WORK TO BE COMPLETED:
Return the listing below unchanged, minus its pictures.

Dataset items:

--------------------------------

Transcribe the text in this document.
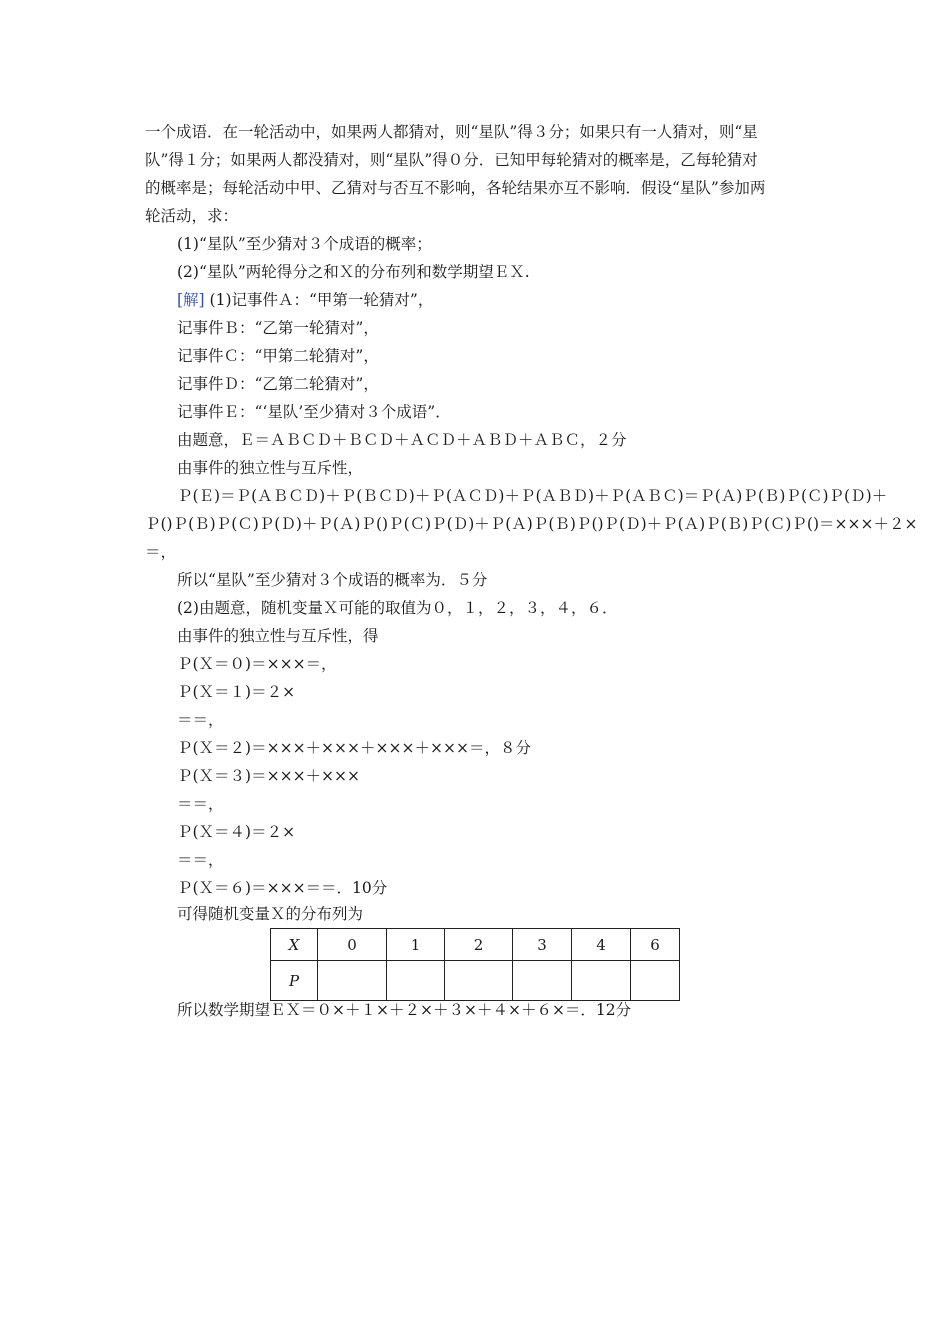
一个成语．在一轮活动中，如果两人都猜对，则“星队”得３分；如果只有一人猜对，则“星
队”得１分；如果两人都没猜对，则“星队”得０分．已知甲每轮猜对的概率是，乙每轮猜对
的概率是；每轮活动中甲、乙猜对与否互不影响，各轮结果亦互不影响．假设“星队”参加两
轮活动，求：
(1)“星队”至少猜对３个成语的概率；
(2)“星队”两轮得分之和Ｘ的分布列和数学期望ＥＸ.
[解] (1)记事件Ａ：“甲第一轮猜对”，
记事件Ｂ：“乙第一轮猜对”，
记事件Ｃ：“甲第二轮猜对”，
记事件Ｄ：“乙第二轮猜对”，
记事件Ｅ：“‘星队’至少猜对３个成语”．
由题意，Ｅ＝ＡＢＣＤ＋ＢＣＤ＋ＡＣＤ＋ＡＢＤ＋ＡＢＣ，２分
由事件的独立性与互斥性，
Ｐ(Ｅ) ＝ Ｐ(ＡＢＣＤ) ＋ Ｐ(ＢＣＤ) ＋ Ｐ(ＡＣＤ) ＋ Ｐ(ＡＢＤ) ＋ Ｐ(ＡＢＣ) ＝ Ｐ(Ａ)Ｐ(Ｂ)Ｐ(Ｃ)Ｐ(Ｄ) ＋
Ｐ()Ｐ(Ｂ)Ｐ(Ｃ)Ｐ(Ｄ)＋Ｐ(Ａ)Ｐ()Ｐ(Ｃ)Ｐ(Ｄ)＋Ｐ(Ａ)Ｐ(Ｂ)Ｐ()Ｐ(Ｄ)＋Ｐ(Ａ)Ｐ(Ｂ)Ｐ(Ｃ)Ｐ()＝×××＋２×
＝，
所以“星队”至少猜对３个成语的概率为．５分
(2)由题意，随机变量Ｘ可能的取值为０，１，２，３，４，６．
由事件的独立性与互斥性，得
Ｐ(Ｘ＝０)＝×××＝，
Ｐ(Ｘ＝１)＝２×
＝＝，
Ｐ(Ｘ＝２)＝×××＋×××＋×××＋×××＝，８分
Ｐ(Ｘ＝３)＝×××＋×××
＝＝，
Ｐ(Ｘ＝４)＝２×
＝＝，
Ｐ(Ｘ＝６)＝×××＝＝．10分
可得随机变量Ｘ的分布列为
X	0	1	2	3	4	6
P						
所以数学期望ＥＸ＝０×＋１×＋２×＋３×＋４×＋６×＝．12分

--------------------------------

THE COMPLETED TASK:
Transcribe the text in this document.
一个成语．在一轮活动中，如果两人都猜对，则“星队”得３分；如果只有一人猜对，则“星
队”得１分；如果两人都没猜对，则“星队”得０分．已知甲每轮猜对的概率是，乙每轮猜对
的概率是；每轮活动中甲、乙猜对与否互不影响，各轮结果亦互不影响．假设“星队”参加两
轮活动，求：
(1)“星队”至少猜对３个成语的概率；
(2)“星队”两轮得分之和Ｘ的分布列和数学期望ＥＸ.
[解] (1)记事件Ａ：“甲第一轮猜对”，
记事件Ｂ：“乙第一轮猜对”，
记事件Ｃ：“甲第二轮猜对”，
记事件Ｄ：“乙第二轮猜对”，
记事件Ｅ：“‘星队’至少猜对３个成语”．
由题意，Ｅ＝ＡＢＣＤ＋ＢＣＤ＋ＡＣＤ＋ＡＢＤ＋ＡＢＣ，２分
由事件的独立性与互斥性，
Ｐ(Ｅ) ＝ Ｐ(ＡＢＣＤ) ＋ Ｐ(ＢＣＤ) ＋ Ｐ(ＡＣＤ) ＋ Ｐ(ＡＢＤ) ＋ Ｐ(ＡＢＣ) ＝ Ｐ(Ａ)Ｐ(Ｂ)Ｐ(Ｃ)Ｐ(Ｄ) ＋
Ｐ()Ｐ(Ｂ)Ｐ(Ｃ)Ｐ(Ｄ)＋Ｐ(Ａ)Ｐ()Ｐ(Ｃ)Ｐ(Ｄ)＋Ｐ(Ａ)Ｐ(Ｂ)Ｐ()Ｐ(Ｄ)＋Ｐ(Ａ)Ｐ(Ｂ)Ｐ(Ｃ)Ｐ()＝×××＋２×
＝，
所以“星队”至少猜对３个成语的概率为．５分
(2)由题意，随机变量Ｘ可能的取值为０，１，２，３，４，６．
由事件的独立性与互斥性，得
Ｐ(Ｘ＝０)＝×××＝，
Ｐ(Ｘ＝１)＝２×
＝＝，
Ｐ(Ｘ＝２)＝×××＋×××＋×××＋×××＝，８分
Ｐ(Ｘ＝３)＝×××＋×××
＝＝，
Ｐ(Ｘ＝４)＝２×
＝＝，
Ｐ(Ｘ＝６)＝×××＝＝．10分
可得随机变量Ｘ的分布列为
X	0	1	2	3	4	6
P						
所以数学期望ＥＸ＝０×＋１×＋２×＋３×＋４×＋６×＝．12分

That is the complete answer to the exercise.